**What to do:** Find and copy lines holding "Esimene".

Dataset records
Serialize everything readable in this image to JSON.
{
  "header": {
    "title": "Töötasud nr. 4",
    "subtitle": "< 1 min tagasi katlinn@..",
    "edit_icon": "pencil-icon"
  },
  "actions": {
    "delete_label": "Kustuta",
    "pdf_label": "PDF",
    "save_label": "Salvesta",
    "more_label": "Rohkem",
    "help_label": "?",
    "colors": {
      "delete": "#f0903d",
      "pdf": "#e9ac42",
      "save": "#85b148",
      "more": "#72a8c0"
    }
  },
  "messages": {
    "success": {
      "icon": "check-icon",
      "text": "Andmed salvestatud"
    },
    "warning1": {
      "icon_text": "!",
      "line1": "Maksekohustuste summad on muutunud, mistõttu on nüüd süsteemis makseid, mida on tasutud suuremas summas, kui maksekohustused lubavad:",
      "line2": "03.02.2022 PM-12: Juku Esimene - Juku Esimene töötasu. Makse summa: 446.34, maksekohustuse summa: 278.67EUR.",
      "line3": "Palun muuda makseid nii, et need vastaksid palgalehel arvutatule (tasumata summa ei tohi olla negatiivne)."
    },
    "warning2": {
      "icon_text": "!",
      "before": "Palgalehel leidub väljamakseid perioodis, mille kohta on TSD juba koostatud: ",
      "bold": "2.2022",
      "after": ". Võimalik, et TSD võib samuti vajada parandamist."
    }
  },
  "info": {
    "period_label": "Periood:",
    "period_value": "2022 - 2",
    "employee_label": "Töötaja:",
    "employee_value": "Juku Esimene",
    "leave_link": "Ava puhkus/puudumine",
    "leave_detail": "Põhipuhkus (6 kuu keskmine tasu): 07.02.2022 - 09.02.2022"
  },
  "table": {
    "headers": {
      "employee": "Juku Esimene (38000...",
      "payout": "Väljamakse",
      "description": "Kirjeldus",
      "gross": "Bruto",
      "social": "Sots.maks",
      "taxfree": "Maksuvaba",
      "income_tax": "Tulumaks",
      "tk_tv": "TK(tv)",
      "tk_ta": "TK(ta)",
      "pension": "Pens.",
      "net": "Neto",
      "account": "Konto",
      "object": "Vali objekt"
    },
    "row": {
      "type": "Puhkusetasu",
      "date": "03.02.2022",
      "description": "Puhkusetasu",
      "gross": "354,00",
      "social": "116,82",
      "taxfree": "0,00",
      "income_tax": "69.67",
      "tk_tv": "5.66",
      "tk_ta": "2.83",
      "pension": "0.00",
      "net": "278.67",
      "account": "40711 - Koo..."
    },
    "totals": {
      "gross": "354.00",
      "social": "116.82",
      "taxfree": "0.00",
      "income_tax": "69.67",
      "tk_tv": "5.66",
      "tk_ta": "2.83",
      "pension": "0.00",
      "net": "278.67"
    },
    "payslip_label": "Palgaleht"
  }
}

**Expected answer:**
      "line2": "03.02.2022 PM-12: Juku Esimene - Juku Esimene töötasu. Makse summa: 446.34, maksekohustuse summa: 278.67EUR.",
    "employee_value": "Juku Esimene",
      "employee": "Juku Esimene (38000...",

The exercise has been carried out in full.